--- What is being asked ---
Reproduce all records exactly.

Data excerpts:
■ ■ ■ ■ ■ ■ ■

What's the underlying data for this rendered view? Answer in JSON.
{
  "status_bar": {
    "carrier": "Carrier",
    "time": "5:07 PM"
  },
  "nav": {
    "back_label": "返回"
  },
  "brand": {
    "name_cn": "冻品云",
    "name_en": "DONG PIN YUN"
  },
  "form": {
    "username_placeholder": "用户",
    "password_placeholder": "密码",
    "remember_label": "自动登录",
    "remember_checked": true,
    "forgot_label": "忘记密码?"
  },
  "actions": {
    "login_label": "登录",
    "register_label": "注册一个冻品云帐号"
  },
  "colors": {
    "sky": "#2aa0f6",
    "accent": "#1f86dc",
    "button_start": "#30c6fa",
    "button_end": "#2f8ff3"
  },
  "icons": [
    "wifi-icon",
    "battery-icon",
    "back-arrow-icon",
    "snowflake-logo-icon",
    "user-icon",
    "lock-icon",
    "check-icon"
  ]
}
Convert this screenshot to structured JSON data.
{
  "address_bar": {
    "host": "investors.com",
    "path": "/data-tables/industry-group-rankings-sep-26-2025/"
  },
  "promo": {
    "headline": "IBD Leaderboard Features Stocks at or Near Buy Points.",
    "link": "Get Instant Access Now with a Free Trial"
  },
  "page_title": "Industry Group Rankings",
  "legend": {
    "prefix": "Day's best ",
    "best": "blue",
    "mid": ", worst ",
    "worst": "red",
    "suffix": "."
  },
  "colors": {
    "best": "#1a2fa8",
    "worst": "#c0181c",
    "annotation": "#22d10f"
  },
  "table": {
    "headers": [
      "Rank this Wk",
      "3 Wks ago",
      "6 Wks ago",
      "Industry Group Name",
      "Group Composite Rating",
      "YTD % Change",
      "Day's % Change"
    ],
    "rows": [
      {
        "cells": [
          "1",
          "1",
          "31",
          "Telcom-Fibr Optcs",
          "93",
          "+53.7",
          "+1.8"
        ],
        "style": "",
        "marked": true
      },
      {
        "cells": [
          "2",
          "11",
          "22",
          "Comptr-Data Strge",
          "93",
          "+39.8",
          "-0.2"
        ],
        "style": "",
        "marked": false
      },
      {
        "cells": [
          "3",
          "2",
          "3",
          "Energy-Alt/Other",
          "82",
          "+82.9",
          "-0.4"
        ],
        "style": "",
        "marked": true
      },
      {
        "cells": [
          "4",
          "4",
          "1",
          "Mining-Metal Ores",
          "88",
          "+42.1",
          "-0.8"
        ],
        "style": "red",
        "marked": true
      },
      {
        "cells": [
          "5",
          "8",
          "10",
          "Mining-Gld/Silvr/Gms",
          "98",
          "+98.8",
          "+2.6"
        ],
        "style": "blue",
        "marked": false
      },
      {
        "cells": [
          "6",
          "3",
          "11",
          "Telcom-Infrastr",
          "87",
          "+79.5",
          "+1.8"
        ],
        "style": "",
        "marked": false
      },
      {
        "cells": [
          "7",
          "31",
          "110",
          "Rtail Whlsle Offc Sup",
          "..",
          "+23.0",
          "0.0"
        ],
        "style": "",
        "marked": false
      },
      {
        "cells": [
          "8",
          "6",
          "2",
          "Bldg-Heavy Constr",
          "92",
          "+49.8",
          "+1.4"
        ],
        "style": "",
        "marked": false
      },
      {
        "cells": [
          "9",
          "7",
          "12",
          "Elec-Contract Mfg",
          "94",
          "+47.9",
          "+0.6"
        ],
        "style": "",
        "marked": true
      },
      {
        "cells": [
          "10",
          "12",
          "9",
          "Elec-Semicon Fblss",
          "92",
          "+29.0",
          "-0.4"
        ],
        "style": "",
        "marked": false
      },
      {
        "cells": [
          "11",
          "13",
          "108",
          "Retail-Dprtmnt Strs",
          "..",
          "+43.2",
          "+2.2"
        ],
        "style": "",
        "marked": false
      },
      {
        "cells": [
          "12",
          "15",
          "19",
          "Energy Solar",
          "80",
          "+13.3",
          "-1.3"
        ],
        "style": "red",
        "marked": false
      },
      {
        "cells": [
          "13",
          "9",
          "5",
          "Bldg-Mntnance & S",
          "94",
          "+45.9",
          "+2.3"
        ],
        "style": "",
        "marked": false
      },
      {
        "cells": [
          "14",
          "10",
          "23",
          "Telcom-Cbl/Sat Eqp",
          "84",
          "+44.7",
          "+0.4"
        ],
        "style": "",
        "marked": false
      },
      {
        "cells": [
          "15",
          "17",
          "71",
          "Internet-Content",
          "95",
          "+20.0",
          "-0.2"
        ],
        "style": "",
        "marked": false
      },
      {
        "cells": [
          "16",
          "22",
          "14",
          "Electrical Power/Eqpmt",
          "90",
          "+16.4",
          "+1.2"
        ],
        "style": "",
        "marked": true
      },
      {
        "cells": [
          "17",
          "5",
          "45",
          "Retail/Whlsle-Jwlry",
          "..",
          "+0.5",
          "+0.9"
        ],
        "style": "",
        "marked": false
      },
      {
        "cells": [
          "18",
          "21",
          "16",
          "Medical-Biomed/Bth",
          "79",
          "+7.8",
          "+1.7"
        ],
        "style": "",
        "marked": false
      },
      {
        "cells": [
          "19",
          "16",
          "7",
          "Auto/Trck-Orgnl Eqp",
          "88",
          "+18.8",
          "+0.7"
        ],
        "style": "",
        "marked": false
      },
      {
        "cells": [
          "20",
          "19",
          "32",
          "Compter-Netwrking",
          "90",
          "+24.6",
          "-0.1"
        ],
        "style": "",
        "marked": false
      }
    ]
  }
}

■ ■ ■ ■ ■ ■ ■

--- Answer ---
What's the underlying data for this rendered view? Answer in JSON.
{
  "status_bar": {
    "carrier": "Carrier",
    "time": "5:07 PM"
  },
  "nav": {
    "back_label": "返回"
  },
  "brand": {
    "name_cn": "冻品云",
    "name_en": "DONG PIN YUN"
  },
  "form": {
    "username_placeholder": "用户",
    "password_placeholder": "密码",
    "remember_label": "自动登录",
    "remember_checked": true,
    "forgot_label": "忘记密码?"
  },
  "actions": {
    "login_label": "登录",
    "register_label": "注册一个冻品云帐号"
  },
  "colors": {
    "sky": "#2aa0f6",
    "accent": "#1f86dc",
    "button_start": "#30c6fa",
    "button_end": "#2f8ff3"
  },
  "icons": [
    "wifi-icon",
    "battery-icon",
    "back-arrow-icon",
    "snowflake-logo-icon",
    "user-icon",
    "lock-icon",
    "check-icon"
  ]
}
Convert this screenshot to structured JSON data.
{
  "address_bar": {
    "host": "investors.com",
    "path": "/data-tables/industry-group-rankings-sep-26-2025/"
  },
  "promo": {
    "headline": "IBD Leaderboard Features Stocks at or Near Buy Points.",
    "link": "Get Instant Access Now with a Free Trial"
  },
  "page_title": "Industry Group Rankings",
  "legend": {
    "prefix": "Day's best ",
    "best": "blue",
    "mid": ", worst ",
    "worst": "red",
    "suffix": "."
  },
  "colors": {
    "best": "#1a2fa8",
    "worst": "#c0181c",
    "annotation": "#22d10f"
  },
  "table": {
    "headers": [
      "Rank this Wk",
      "3 Wks ago",
      "6 Wks ago",
      "Industry Group Name",
      "Group Composite Rating",
      "YTD % Change",
      "Day's % Change"
    ],
    "rows": [
      {
        "cells": [
          "1",
          "1",
          "31",
          "Telcom-Fibr Optcs",
          "93",
          "+53.7",
          "+1.8"
        ],
        "style": "",
        "marked": true
      },
      {
        "cells": [
          "2",
          "11",
          "22",
          "Comptr-Data Strge",
          "93",
          "+39.8",
          "-0.2"
        ],
        "style": "",
        "marked": false
      },
      {
        "cells": [
          "3",
          "2",
          "3",
          "Energy-Alt/Other",
          "82",
          "+82.9",
          "-0.4"
        ],
        "style": "",
        "marked": true
      },
      {
        "cells": [
          "4",
          "4",
          "1",
          "Mining-Metal Ores",
          "88",
          "+42.1",
          "-0.8"
        ],
        "style": "red",
        "marked": true
      },
      {
        "cells": [
          "5",
          "8",
          "10",
          "Mining-Gld/Silvr/Gms",
          "98",
          "+98.8",
          "+2.6"
        ],
        "style": "blue",
        "marked": false
      },
      {
        "cells": [
          "6",
          "3",
          "11",
          "Telcom-Infrastr",
          "87",
          "+79.5",
          "+1.8"
        ],
        "style": "",
        "marked": false
      },
      {
        "cells": [
          "7",
          "31",
          "110",
          "Rtail Whlsle Offc Sup",
          "..",
          "+23.0",
          "0.0"
        ],
        "style": "",
        "marked": false
      },
      {
        "cells": [
          "8",
          "6",
          "2",
          "Bldg-Heavy Constr",
          "92",
          "+49.8",
          "+1.4"
        ],
        "style": "",
        "marked": false
      },
      {
        "cells": [
          "9",
          "7",
          "12",
          "Elec-Contract Mfg",
          "94",
          "+47.9",
          "+0.6"
        ],
        "style": "",
        "marked": true
      },
      {
        "cells": [
          "10",
          "12",
          "9",
          "Elec-Semicon Fblss",
          "92",
          "+29.0",
          "-0.4"
        ],
        "style": "",
        "marked": false
      },
      {
        "cells": [
          "11",
          "13",
          "108",
          "Retail-Dprtmnt Strs",
          "..",
          "+43.2",
          "+2.2"
        ],
        "style": "",
        "marked": false
      },
      {
        "cells": [
          "12",
          "15",
          "19",
          "Energy Solar",
          "80",
          "+13.3",
          "-1.3"
        ],
        "style": "red",
        "marked": false
      },
      {
        "cells": [
          "13",
          "9",
          "5",
          "Bldg-Mntnance & S",
          "94",
          "+45.9",
          "+2.3"
        ],
        "style": "",
        "marked": false
      },
      {
        "cells": [
          "14",
          "10",
          "23",
          "Telcom-Cbl/Sat Eqp",
          "84",
          "+44.7",
          "+0.4"
        ],
        "style": "",
        "marked": false
      },
      {
        "cells": [
          "15",
          "17",
          "71",
          "Internet-Content",
          "95",
          "+20.0",
          "-0.2"
        ],
        "style": "",
        "marked": false
      },
      {
        "cells": [
          "16",
          "22",
          "14",
          "Electrical Power/Eqpmt",
          "90",
          "+16.4",
          "+1.2"
        ],
        "style": "",
        "marked": true
      },
      {
        "cells": [
          "17",
          "5",
          "45",
          "Retail/Whlsle-Jwlry",
          "..",
          "+0.5",
          "+0.9"
        ],
        "style": "",
        "marked": false
      },
      {
        "cells": [
          "18",
          "21",
          "16",
          "Medical-Biomed/Bth",
          "79",
          "+7.8",
          "+1.7"
        ],
        "style": "",
        "marked": false
      },
      {
        "cells": [
          "19",
          "16",
          "7",
          "Auto/Trck-Orgnl Eqp",
          "88",
          "+18.8",
          "+0.7"
        ],
        "style": "",
        "marked": false
      },
      {
        "cells": [
          "20",
          "19",
          "32",
          "Compter-Netwrking",
          "90",
          "+24.6",
          "-0.1"
        ],
        "style": "",
        "marked": false
      }
    ]
  }
}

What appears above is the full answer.